Extracted records:
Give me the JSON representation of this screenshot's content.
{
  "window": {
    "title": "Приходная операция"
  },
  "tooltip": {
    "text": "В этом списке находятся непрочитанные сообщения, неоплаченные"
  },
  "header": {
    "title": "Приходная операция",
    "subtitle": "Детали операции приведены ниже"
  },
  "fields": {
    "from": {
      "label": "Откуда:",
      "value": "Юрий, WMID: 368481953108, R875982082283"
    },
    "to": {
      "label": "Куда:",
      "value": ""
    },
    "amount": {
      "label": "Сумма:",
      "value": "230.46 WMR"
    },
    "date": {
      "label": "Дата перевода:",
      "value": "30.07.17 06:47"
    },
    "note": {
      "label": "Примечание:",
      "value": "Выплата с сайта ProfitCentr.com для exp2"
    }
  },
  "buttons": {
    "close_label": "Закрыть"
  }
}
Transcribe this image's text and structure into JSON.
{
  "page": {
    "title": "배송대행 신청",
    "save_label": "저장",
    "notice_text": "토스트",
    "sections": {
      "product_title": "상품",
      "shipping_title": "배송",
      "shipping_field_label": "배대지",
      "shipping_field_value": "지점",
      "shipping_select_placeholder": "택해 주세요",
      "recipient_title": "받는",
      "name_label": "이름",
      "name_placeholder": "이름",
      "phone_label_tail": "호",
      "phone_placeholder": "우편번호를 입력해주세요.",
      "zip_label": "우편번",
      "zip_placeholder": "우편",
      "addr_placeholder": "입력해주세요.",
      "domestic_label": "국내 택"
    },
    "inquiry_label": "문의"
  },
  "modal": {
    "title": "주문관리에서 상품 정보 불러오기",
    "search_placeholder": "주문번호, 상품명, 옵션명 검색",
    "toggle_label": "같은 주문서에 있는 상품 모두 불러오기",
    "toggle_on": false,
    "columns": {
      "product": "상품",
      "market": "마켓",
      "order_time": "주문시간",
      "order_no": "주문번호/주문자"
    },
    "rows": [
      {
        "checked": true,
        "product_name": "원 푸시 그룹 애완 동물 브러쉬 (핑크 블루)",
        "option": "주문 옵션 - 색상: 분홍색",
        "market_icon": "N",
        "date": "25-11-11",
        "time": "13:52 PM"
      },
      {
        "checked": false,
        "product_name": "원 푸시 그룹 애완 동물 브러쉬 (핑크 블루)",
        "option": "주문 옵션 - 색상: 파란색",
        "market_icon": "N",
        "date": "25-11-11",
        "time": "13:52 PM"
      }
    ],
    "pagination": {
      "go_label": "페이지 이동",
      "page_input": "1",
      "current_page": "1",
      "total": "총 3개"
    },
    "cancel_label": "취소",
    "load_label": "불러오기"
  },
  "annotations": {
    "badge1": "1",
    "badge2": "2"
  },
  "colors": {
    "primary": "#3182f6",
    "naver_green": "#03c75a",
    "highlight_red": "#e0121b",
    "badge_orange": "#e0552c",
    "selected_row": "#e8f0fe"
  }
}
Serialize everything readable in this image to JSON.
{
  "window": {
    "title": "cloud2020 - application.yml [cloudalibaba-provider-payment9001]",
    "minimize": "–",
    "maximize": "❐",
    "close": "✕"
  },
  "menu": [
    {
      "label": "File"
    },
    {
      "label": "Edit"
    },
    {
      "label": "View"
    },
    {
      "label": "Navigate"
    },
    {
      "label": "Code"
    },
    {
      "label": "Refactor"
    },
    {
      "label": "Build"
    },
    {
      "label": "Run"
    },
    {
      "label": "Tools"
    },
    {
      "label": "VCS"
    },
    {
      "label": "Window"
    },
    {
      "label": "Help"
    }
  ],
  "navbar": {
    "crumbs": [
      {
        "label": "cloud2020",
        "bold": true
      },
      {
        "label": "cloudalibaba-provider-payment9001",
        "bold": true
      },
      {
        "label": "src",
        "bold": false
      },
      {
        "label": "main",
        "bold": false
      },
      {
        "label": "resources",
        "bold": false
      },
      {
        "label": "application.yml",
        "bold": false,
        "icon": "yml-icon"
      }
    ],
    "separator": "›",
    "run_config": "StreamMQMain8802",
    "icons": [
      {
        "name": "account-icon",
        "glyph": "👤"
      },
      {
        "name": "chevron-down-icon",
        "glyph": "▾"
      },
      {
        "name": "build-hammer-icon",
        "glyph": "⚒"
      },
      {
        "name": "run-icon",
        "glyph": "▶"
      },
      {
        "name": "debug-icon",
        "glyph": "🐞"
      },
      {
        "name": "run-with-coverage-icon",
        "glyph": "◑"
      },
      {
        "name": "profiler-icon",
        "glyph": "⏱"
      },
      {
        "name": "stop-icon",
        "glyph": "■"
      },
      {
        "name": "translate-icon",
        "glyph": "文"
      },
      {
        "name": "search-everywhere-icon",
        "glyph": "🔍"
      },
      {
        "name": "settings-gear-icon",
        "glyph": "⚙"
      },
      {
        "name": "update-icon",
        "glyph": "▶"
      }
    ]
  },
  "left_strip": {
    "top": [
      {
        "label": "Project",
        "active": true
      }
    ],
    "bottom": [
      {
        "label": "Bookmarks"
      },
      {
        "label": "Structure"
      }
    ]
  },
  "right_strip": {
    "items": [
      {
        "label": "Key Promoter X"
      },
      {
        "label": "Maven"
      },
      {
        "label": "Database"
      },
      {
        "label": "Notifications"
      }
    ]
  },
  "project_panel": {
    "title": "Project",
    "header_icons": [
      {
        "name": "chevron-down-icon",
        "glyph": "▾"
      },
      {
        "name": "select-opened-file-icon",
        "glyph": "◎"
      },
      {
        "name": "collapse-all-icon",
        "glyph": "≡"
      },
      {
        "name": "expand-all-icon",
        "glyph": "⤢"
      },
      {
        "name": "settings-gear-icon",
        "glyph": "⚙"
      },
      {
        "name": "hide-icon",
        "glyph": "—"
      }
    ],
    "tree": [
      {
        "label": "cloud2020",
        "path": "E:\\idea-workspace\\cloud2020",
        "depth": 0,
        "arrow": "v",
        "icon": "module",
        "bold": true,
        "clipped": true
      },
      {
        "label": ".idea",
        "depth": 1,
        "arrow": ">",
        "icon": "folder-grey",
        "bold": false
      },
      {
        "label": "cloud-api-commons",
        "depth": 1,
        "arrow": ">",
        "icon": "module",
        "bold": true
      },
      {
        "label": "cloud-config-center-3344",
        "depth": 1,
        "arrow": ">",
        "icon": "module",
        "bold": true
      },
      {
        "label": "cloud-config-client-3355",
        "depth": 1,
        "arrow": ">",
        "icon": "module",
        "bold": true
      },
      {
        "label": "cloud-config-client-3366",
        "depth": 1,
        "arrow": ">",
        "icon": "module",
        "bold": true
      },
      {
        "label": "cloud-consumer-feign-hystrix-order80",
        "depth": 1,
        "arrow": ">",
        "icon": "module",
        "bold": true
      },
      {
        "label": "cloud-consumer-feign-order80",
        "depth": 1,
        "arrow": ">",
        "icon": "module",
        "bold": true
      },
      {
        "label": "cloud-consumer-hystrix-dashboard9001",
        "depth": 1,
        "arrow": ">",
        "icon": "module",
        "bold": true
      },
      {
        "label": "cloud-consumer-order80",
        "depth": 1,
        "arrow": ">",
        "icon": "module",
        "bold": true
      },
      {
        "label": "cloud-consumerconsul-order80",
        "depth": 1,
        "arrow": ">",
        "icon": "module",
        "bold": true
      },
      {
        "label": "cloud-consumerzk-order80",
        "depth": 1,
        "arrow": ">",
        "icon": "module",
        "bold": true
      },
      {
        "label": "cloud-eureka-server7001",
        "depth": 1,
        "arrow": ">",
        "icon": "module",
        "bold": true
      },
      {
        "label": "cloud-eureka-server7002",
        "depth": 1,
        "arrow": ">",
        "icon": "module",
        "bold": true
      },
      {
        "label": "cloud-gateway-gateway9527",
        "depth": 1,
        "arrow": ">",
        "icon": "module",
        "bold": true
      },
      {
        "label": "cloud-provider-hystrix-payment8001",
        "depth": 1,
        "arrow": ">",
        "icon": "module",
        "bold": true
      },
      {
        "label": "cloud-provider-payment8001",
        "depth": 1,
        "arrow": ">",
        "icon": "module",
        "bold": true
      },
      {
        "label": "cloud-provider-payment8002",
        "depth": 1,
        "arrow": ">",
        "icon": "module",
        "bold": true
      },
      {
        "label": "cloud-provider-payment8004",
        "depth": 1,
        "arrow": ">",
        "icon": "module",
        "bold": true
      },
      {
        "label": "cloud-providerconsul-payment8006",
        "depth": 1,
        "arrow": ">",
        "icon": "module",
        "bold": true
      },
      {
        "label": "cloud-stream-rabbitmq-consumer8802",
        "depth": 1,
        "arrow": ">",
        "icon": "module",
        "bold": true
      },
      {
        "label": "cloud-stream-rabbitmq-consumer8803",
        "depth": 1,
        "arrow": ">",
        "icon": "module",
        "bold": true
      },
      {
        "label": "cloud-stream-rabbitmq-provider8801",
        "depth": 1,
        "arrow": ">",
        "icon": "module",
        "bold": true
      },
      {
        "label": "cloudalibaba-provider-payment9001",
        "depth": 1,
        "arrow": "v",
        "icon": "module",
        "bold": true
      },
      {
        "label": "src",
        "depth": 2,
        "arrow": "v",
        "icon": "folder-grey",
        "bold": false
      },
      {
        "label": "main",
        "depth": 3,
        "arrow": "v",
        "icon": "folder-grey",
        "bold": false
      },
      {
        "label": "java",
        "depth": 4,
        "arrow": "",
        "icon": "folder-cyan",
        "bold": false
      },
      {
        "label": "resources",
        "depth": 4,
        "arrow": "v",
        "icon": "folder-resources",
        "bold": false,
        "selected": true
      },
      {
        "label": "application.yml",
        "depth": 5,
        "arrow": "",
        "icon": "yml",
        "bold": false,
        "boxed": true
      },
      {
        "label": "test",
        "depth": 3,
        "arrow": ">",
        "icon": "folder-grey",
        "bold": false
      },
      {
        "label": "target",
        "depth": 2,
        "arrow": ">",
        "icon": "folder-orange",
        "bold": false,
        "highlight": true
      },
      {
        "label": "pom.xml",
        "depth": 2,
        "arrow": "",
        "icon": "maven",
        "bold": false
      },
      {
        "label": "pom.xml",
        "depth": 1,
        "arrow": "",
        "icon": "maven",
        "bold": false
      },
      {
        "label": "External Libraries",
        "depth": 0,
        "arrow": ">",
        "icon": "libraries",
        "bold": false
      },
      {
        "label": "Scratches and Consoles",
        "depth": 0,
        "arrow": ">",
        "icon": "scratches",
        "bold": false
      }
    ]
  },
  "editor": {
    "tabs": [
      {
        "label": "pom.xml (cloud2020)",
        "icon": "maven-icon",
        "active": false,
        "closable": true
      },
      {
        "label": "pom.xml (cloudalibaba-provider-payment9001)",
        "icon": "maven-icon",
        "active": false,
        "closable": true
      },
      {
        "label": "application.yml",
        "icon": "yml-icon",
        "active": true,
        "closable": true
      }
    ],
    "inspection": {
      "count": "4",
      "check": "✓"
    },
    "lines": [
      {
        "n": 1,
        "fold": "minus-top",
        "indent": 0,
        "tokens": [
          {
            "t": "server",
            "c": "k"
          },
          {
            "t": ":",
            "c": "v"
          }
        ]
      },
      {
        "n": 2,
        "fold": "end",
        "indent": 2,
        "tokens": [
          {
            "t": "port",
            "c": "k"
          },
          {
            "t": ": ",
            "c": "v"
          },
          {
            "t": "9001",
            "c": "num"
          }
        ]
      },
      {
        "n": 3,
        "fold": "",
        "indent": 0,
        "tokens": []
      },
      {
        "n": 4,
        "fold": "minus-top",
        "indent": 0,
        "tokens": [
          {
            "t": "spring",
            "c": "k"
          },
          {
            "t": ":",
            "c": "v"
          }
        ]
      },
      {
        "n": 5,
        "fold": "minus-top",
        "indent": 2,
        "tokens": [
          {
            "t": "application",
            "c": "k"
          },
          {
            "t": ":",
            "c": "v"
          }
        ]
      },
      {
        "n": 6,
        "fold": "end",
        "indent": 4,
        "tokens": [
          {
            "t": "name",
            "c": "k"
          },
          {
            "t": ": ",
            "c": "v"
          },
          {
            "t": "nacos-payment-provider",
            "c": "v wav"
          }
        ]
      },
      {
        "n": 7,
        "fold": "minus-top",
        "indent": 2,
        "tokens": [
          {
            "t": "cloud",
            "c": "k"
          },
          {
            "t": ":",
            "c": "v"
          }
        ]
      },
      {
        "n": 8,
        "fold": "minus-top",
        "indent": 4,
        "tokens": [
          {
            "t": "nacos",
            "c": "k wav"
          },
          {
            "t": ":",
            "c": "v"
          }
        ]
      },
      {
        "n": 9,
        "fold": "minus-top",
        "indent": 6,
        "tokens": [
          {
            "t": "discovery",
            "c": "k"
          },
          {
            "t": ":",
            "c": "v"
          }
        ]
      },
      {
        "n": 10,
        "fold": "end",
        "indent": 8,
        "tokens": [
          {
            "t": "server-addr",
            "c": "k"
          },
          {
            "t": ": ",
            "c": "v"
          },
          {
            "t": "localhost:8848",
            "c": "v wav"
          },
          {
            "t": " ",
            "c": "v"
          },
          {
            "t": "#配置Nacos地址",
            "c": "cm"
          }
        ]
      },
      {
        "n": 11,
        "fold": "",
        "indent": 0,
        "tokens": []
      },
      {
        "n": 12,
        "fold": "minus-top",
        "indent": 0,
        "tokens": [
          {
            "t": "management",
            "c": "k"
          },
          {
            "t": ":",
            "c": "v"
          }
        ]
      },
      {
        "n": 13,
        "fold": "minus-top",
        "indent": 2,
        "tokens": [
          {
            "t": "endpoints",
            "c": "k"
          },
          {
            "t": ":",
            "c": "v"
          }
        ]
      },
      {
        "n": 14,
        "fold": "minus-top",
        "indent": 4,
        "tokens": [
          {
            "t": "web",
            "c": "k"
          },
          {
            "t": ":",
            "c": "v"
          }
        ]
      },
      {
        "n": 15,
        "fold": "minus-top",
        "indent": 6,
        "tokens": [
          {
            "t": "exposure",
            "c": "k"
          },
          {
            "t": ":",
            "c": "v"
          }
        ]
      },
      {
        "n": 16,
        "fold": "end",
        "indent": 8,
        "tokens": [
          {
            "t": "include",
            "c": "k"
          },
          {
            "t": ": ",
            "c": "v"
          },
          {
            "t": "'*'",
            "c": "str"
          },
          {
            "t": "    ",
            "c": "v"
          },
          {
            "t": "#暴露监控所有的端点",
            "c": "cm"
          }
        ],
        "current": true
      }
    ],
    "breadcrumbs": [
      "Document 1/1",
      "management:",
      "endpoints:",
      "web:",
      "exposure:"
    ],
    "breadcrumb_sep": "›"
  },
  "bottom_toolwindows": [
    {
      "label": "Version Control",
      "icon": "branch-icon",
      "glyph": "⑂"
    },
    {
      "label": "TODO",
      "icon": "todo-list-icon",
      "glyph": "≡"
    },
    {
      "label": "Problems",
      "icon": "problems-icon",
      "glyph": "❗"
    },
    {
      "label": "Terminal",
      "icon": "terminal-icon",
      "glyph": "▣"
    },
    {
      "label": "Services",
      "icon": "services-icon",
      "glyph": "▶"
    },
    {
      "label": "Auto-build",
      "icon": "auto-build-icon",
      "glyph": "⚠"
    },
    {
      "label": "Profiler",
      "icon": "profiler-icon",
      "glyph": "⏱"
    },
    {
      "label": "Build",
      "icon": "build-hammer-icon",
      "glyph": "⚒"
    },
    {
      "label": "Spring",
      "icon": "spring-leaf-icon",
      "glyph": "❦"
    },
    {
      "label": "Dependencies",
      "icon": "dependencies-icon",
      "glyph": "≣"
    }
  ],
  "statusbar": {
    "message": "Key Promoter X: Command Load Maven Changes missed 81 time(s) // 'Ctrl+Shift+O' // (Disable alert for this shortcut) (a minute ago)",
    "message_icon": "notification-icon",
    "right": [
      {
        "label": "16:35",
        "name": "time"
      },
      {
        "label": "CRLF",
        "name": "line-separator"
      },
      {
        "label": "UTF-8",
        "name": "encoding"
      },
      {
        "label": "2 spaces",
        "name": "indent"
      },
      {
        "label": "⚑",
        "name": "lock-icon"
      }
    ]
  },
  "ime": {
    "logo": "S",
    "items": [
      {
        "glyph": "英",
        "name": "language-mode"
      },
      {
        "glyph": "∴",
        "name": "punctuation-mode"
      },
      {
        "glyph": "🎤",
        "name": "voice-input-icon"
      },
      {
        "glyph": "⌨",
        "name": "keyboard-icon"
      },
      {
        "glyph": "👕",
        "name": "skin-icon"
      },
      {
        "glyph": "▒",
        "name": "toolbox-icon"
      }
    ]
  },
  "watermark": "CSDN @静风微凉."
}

(Work to do) In the entries above, count every line containing the word "hammer". Write only the total.

(Solution for this problem) 2